### Written task
Without the pictures, write out all the lines below exactly as they appear.
## start Input material
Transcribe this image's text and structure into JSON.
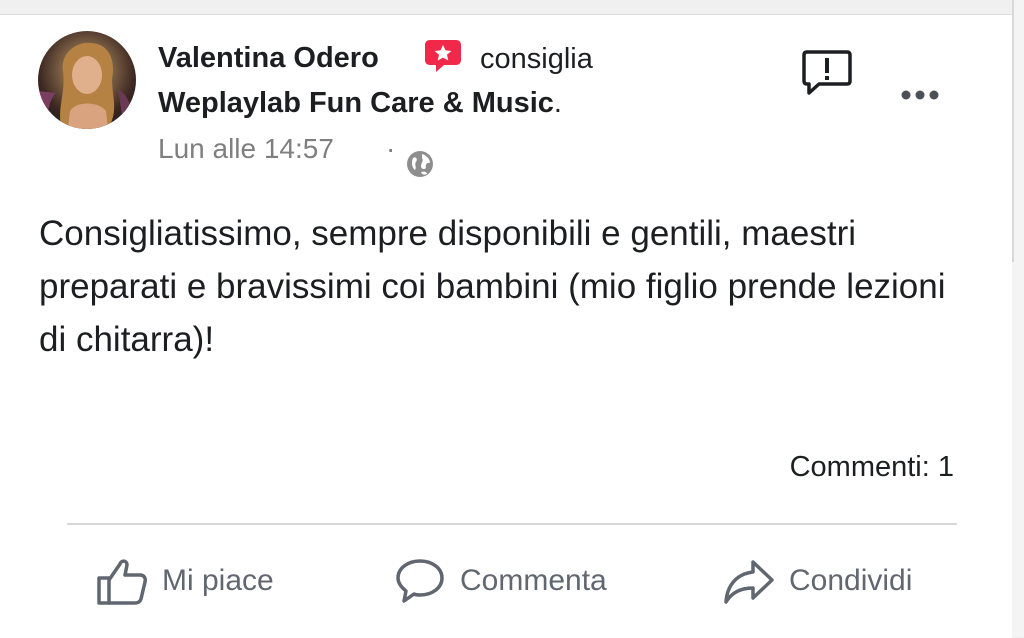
{
  "post": {
    "author": "Valentina Odero",
    "verb": "consiglia",
    "page_name": "Weplaylab Fun Care & Music",
    "page_suffix": ".",
    "time": "Lun alle 14:57",
    "separator": "·",
    "privacy_icon": "globe-icon",
    "badge_icon": "recommendation-star-icon",
    "report_icon": "report-flag-icon",
    "more_icon": "more-options-icon",
    "text": "Consigliatissimo, sempre disponibili e gentili, maestri preparati e bravissimi coi bambini (mio figlio prende lezioni di chitarra)!",
    "comments_count": "Commenti: 1"
  },
  "actions": {
    "like": "Mi piace",
    "comment": "Commenta",
    "share": "Condividi"
  },
  "colors": {
    "badge_red": "#f0284a",
    "text": "#1c1e21",
    "muted": "#7f7f7f",
    "action_gray": "#606770"
  }
}
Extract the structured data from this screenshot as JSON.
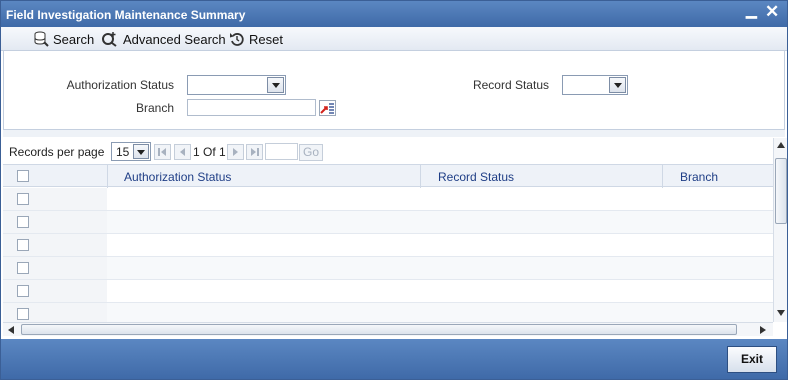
{
  "window": {
    "title": "Field Investigation Maintenance Summary"
  },
  "toolbar": {
    "search_label": "Search",
    "advanced_search_label": "Advanced Search",
    "reset_label": "Reset"
  },
  "criteria": {
    "authorization_status_label": "Authorization Status",
    "authorization_status_value": "",
    "record_status_label": "Record Status",
    "record_status_value": "",
    "branch_label": "Branch",
    "branch_value": ""
  },
  "pager": {
    "records_per_page_label": "Records per page",
    "records_per_page_value": "15",
    "page_text": "1 Of 1",
    "go_label": "Go"
  },
  "grid": {
    "columns": [
      "Authorization Status",
      "Record Status",
      "Branch"
    ],
    "rows": [
      {},
      {},
      {},
      {},
      {},
      {}
    ]
  },
  "footer": {
    "exit_label": "Exit"
  },
  "colors": {
    "titlebar": "#4f7bb8",
    "header_text": "#1f3e86"
  },
  "icons": [
    "search-icon",
    "advanced-search-icon",
    "reset-icon",
    "lov-icon",
    "minimize-icon",
    "close-icon"
  ]
}
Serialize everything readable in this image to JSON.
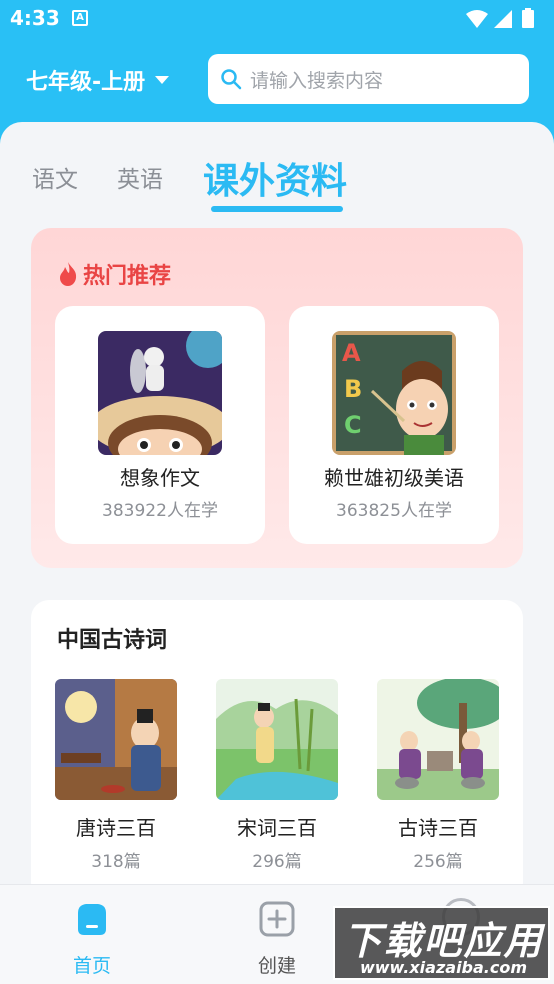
{
  "status_bar": {
    "time": "4:33",
    "notif_letter": "A"
  },
  "header": {
    "grade": "七年级-上册",
    "search_placeholder": "请输入搜索内容"
  },
  "tabs": [
    {
      "label": "语文",
      "active": false
    },
    {
      "label": "英语",
      "active": false
    },
    {
      "label": "课外资料",
      "active": true
    }
  ],
  "hot": {
    "title": "热门推荐",
    "items": [
      {
        "name": "想象作文",
        "meta": "383922人在学"
      },
      {
        "name": "赖世雄初级美语",
        "meta": "363825人在学"
      }
    ]
  },
  "poetry": {
    "title": "中国古诗词",
    "items": [
      {
        "name": "唐诗三百",
        "meta": "318篇"
      },
      {
        "name": "宋词三百",
        "meta": "296篇"
      },
      {
        "name": "古诗三百",
        "meta": "256篇"
      }
    ]
  },
  "bottom_nav": [
    {
      "label": "首页",
      "icon": "home-icon",
      "active": true
    },
    {
      "label": "创建",
      "icon": "plus-square-icon",
      "active": false
    }
  ],
  "watermark": {
    "big": "下载吧应用",
    "small": "www.xiazaiba.com"
  },
  "colors": {
    "accent": "#2bbaf3",
    "header_bg": "#29c0f5",
    "hot_red": "#e94444"
  }
}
## end Input material
### Result for this task
Transcribe this image's text and structure into JSON.
{
  "post": {
    "author": "Valentina Odero",
    "verb": "consiglia",
    "page_name": "Weplaylab Fun Care & Music",
    "page_suffix": ".",
    "time": "Lun alle 14:57",
    "separator": "·",
    "privacy_icon": "globe-icon",
    "badge_icon": "recommendation-star-icon",
    "report_icon": "report-flag-icon",
    "more_icon": "more-options-icon",
    "text": "Consigliatissimo, sempre disponibili e gentili, maestri preparati e bravissimi coi bambini (mio figlio prende lezioni di chitarra)!",
    "comments_count": "Commenti: 1"
  },
  "actions": {
    "like": "Mi piace",
    "comment": "Commenta",
    "share": "Condividi"
  },
  "colors": {
    "badge_red": "#f0284a",
    "text": "#1c1e21",
    "muted": "#7f7f7f",
    "action_gray": "#606770"
  }
}
Extract the structured data from this screenshot as JSON.
{
  "window": {
    "title": "Field Investigation Maintenance Summary"
  },
  "toolbar": {
    "search_label": "Search",
    "advanced_search_label": "Advanced Search",
    "reset_label": "Reset"
  },
  "criteria": {
    "authorization_status_label": "Authorization Status",
    "authorization_status_value": "",
    "record_status_label": "Record Status",
    "record_status_value": "",
    "branch_label": "Branch",
    "branch_value": ""
  },
  "pager": {
    "records_per_page_label": "Records per page",
    "records_per_page_value": "15",
    "page_text": "1 Of 1",
    "go_label": "Go"
  },
  "grid": {
    "columns": [
      "Authorization Status",
      "Record Status",
      "Branch"
    ],
    "rows": [
      {},
      {},
      {},
      {},
      {},
      {}
    ]
  },
  "footer": {
    "exit_label": "Exit"
  },
  "colors": {
    "titlebar": "#4f7bb8",
    "header_text": "#1f3e86"
  },
  "icons": [
    "search-icon",
    "advanced-search-icon",
    "reset-icon",
    "lov-icon",
    "minimize-icon",
    "close-icon"
  ]
}
Serialize everything readable in this image to JSON.
{
  "status_bar": {
    "time": "4:33",
    "notif_letter": "A"
  },
  "header": {
    "grade": "七年级-上册",
    "search_placeholder": "请输入搜索内容"
  },
  "tabs": [
    {
      "label": "语文",
      "active": false
    },
    {
      "label": "英语",
      "active": false
    },
    {
      "label": "课外资料",
      "active": true
    }
  ],
  "hot": {
    "title": "热门推荐",
    "items": [
      {
        "name": "想象作文",
        "meta": "383922人在学"
      },
      {
        "name": "赖世雄初级美语",
        "meta": "363825人在学"
      }
    ]
  },
  "poetry": {
    "title": "中国古诗词",
    "items": [
      {
        "name": "唐诗三百",
        "meta": "318篇"
      },
      {
        "name": "宋词三百",
        "meta": "296篇"
      },
      {
        "name": "古诗三百",
        "meta": "256篇"
      }
    ]
  },
  "bottom_nav": [
    {
      "label": "首页",
      "icon": "home-icon",
      "active": true
    },
    {
      "label": "创建",
      "icon": "plus-square-icon",
      "active": false
    }
  ],
  "watermark": {
    "big": "下载吧应用",
    "small": "www.xiazaiba.com"
  },
  "colors": {
    "accent": "#2bbaf3",
    "header_bg": "#29c0f5",
    "hot_red": "#e94444"
  }
}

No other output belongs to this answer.